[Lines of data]
▬▬▬▬▬▬

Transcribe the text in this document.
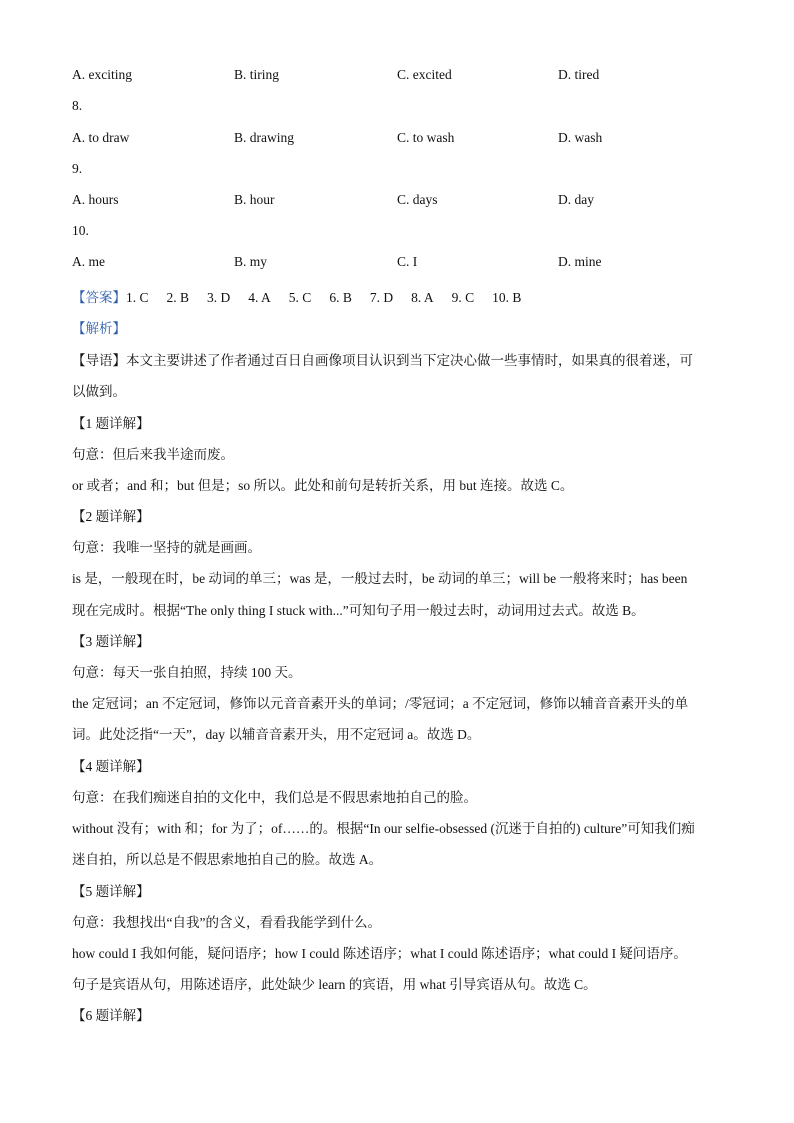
A. exciting	B. tiring	C. excited	D. tired
8.
A. to draw	B. drawing	C. to wash	D. wash
9.
A. hours	B. hour	C. days	D. day
10.
A. me	B. my	C. I	D. mine
【答案】1. C 2. B 3. D 4. A 5. C 6. B 7. D 8. A 9. C 10. B
【解析】
【导语】本文主要讲述了作者通过百日自画像项目认识到当下定决心做一些事情时，如果真的很着迷，可
以做到。
【1 题详解】
句意：但后来我半途而废。
or 或者；and 和；but 但是；so 所以。此处和前句是转折关系，用 but 连接。故选 C。
【2 题详解】
句意：我唯一坚持的就是画画。
is 是，一般现在时，be 动词的单三；was 是，一般过去时，be 动词的单三；will be 一般将来时；has been
现在完成时。根据“The only thing I stuck with...”可知句子用一般过去时，动词用过去式。故选 B。
【3 题详解】
句意：每天一张自拍照，持续 100 天。
the 定冠词；an 不定冠词，修饰以元音音素开头的单词；/零冠词；a 不定冠词，修饰以辅音音素开头的单
词。此处泛指“一天”，day 以辅音音素开头，用不定冠词 a。故选 D。
【4 题详解】
句意：在我们痴迷自拍的文化中，我们总是不假思索地拍自己的脸。
without 没有；with 和；for 为了；of……的。根据“In our selfie-obsessed (沉迷于自拍的) culture”可知我们痴
迷自拍，所以总是不假思索地拍自己的脸。故选 A。
【5 题详解】
句意：我想找出“自我”的含义，看看我能学到什么。
how could I 我如何能，疑问语序；how I could 陈述语序；what I could 陈述语序；what could I 疑问语序。
句子是宾语从句，用陈述语序，此处缺少 learn 的宾语，用 what 引导宾语从句。故选 C。
【6 题详解】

▬▬▬▬▬▬

Gather all lines from the listing above in which "with" occurs.

Exercise response ->
现在完成时。根据“The only thing I stuck with...”可知句子用一般过去时，动词用过去式。故选 B。
without 没有；with 和；for 为了；of……的。根据“In our selfie-obsessed (沉迷于自拍的) culture”可知我们痴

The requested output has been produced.